* Direction:
Pick out every line of the entries below where "groups" occurs, and copy those lines.

* Records to use:

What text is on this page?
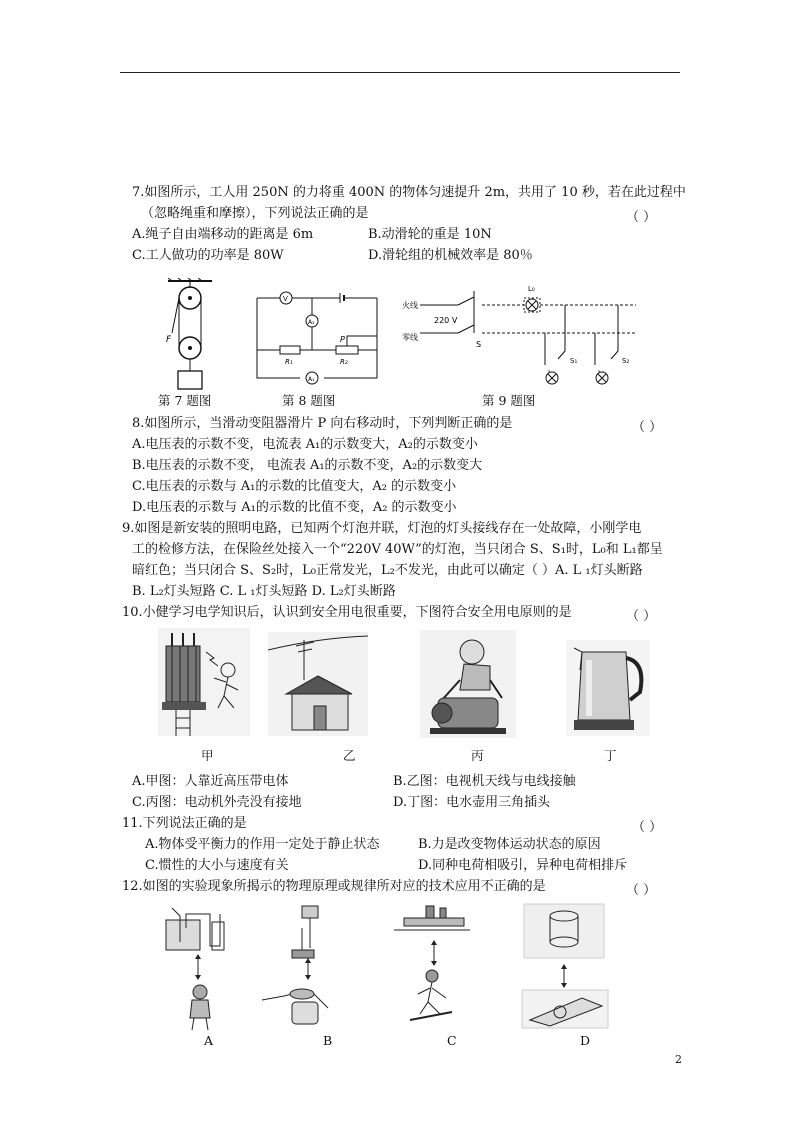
7.如图所示，工人用 250N 的力将重 400N 的物体匀速提升 2m，共用了 10 秒，若在此过程中
（忽略绳重和摩擦），下列说法正确的是	（ ）
A.绳子自由端移动的距离是 6m	B.动滑轮的重是 10N
C.工人做功的功率是 80W	D.滑轮组的机械效率是 80％
F
第 7 题图
V
A₂
A₁
P
R₁	R₂
第 8 题图
火线
零线
220 V
S
L₀
S₁	S₂
第 9 题图
8.如图所示，当滑动变阻器滑片 P 向右移动时，下列判断正确的是	（ ）
A.电压表的示数不变，电流表 A₁的示数变大，A₂的示数变小
B.电压表的示数不变， 电流表 A₁的示数不变，A₂的示数变大
C.电压表的示数与 A₁的示数的比值变大，A₂ 的示数变小
D.电压表的示数与 A₁的示数的比值不变，A₂ 的示数变小
9.如图是新安装的照明电路，已知两个灯泡并联，灯泡的灯头接线存在一处故障，小刚学电
工的检修方法，在保险丝处接入一个“220V 40W”的灯泡，当只闭合 S、S₁时，L₀和 L₁都呈
暗红色；当只闭合 S、S₂时，L₀正常发光，L₂不发光，由此可以确定（ ）A. L ₁灯头断路
B. L₂灯头短路 C. L ₁灯头短路 D. L₂灯头断路
10.小健学习电学知识后，认识到安全用电很重要，下图符合安全用电原则的是	（ ）
甲	乙	丙	丁
A.甲图：人靠近高压带电体	B.乙图：电视机天线与电线接触
C.丙图：电动机外壳没有接地	D.丁图：电水壶用三角插头
11.下列说法正确的是	（ ）
A.物体受平衡力的作用一定处于静止状态	B.力是改变物体运动状态的原因
C.惯性的大小与速度有关	D.同种电荷相吸引，异种电荷相排斥
12.如图的实验现象所揭示的物理原理或规律所对应的技术应用不正确的是	（ ）
A	B	C	D
2
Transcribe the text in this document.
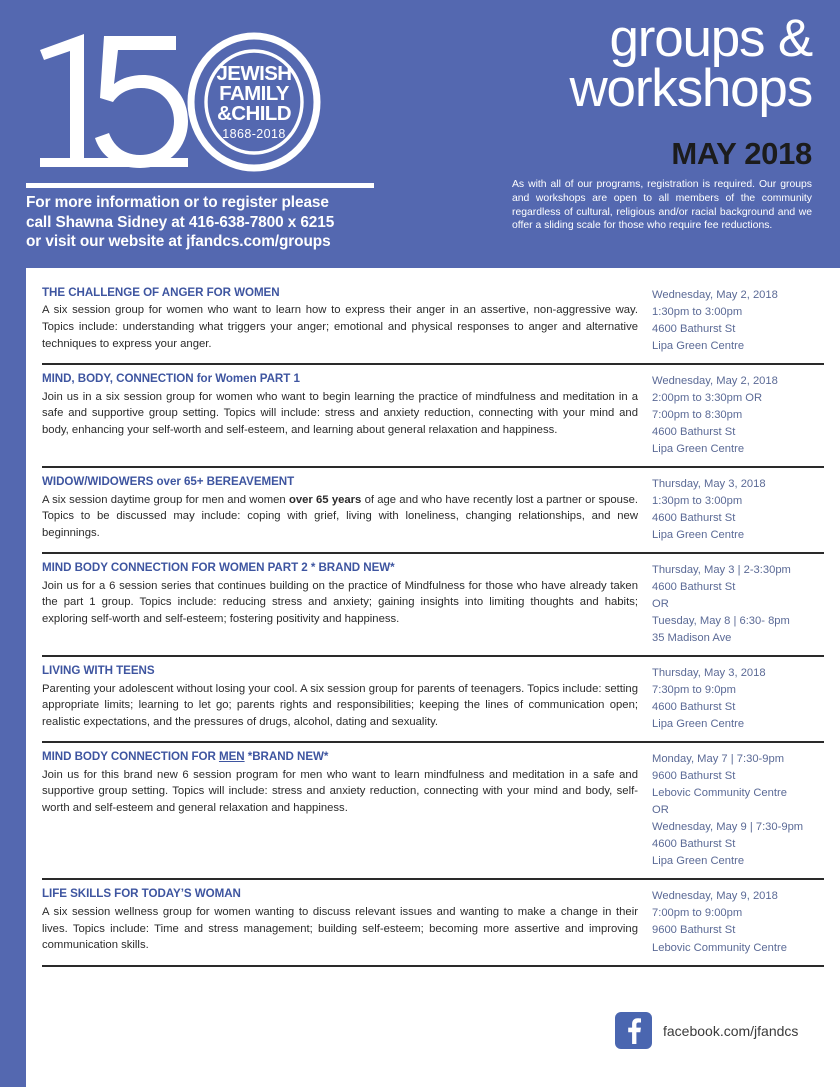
JEWISH
FAMILY
&CHILD
1868-2018
For more information or to register please
call Shawna Sidney at 416-638-7800 x 6215
or visit our website at jfandcs.com/groups
groups &
workshops
MAY 2018
As with all of our programs, registration is required. Our groups and workshops are open to all members of the community regardless of cultural, religious and/or racial background and we offer a sliding scale for those who require fee reductions.
THE CHALLENGE OF ANGER FOR WOMEN
A six session group for women who want to learn how to express their anger in an assertive, non-aggressive way. Topics include: understanding what triggers your anger; emotional and physical responses to anger and alternative techniques to express your anger.
Wednesday, May 2, 2018
1:30pm to 3:00pm
4600 Bathurst St
Lipa Green Centre
MIND, BODY, CONNECTION for Women PART 1
Join us in a six session group for women who want to begin learning the practice of mindfulness and meditation in a safe and supportive group setting. Topics will include: stress and anxiety reduction, connecting with your mind and body, enhancing your self-worth and self-esteem, and learning about general relaxation and happiness.
Wednesday, May 2, 2018
2:00pm to 3:30pm OR
7:00pm to 8:30pm
4600 Bathurst St
Lipa Green Centre
WIDOW/WIDOWERS over 65+ BEREAVEMENT
A six session daytime group for men and women over 65 years of age and who have recently lost a partner or spouse. Topics to be discussed may include: coping with grief, living with loneliness, changing relationships, and new beginnings.
Thursday, May 3, 2018
1:30pm to 3:00pm
4600 Bathurst St
Lipa Green Centre
MIND BODY CONNECTION FOR WOMEN PART 2 * BRAND NEW*
Join us for a 6 session series that continues building on the practice of Mindfulness for those who have already taken the part 1 group. Topics include: reducing stress and anxiety; gaining insights into limiting thoughts and habits; exploring self-worth and self-esteem; fostering positivity and happiness.
Thursday, May 3 | 2-3:30pm
4600 Bathurst St
OR
Tuesday, May 8 | 6:30- 8pm
35 Madison Ave
LIVING WITH TEENS
Parenting your adolescent without losing your cool. A six session group for parents of teenagers. Topics include: setting appropriate limits; learning to let go; parents rights and responsibilities; keeping the lines of communication open; realistic expectations, and the pressures of drugs, alcohol, dating and sexuality.
Thursday, May 3, 2018
7:30pm to 9:0pm
4600 Bathurst St
Lipa Green Centre
MIND BODY CONNECTION FOR MEN *BRAND NEW*
Join us for this brand new 6 session program for men who want to learn mindfulness and meditation in a safe and supportive group setting. Topics will include: stress and anxiety reduction, connecting with your mind and body, self-worth and self-esteem and general relaxation and happiness.
Monday, May 7 | 7:30-9pm
9600 Bathurst St
Lebovic Community Centre
OR
Wednesday, May 9 | 7:30-9pm
4600 Bathurst St
Lipa Green Centre
LIFE SKILLS FOR TODAY’S WOMAN
A six session wellness group for women wanting to discuss relevant issues and wanting to make a change in their lives. Topics include: Time and stress management; building self-esteem; becoming more assertive and improving communication skills.
Wednesday, May 9, 2018
7:00pm to 9:00pm
9600 Bathurst St
Lebovic Community Centre
facebook.com/jfandcs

* Answer to the problem:
or visit our website at jfandcs.com/groups
groups &
As with all of our programs, registration is required. Our groups and workshops are open to all members of the community regardless of cultural, religious and/or racial background and we offer a sliding scale for those who require fee reductions.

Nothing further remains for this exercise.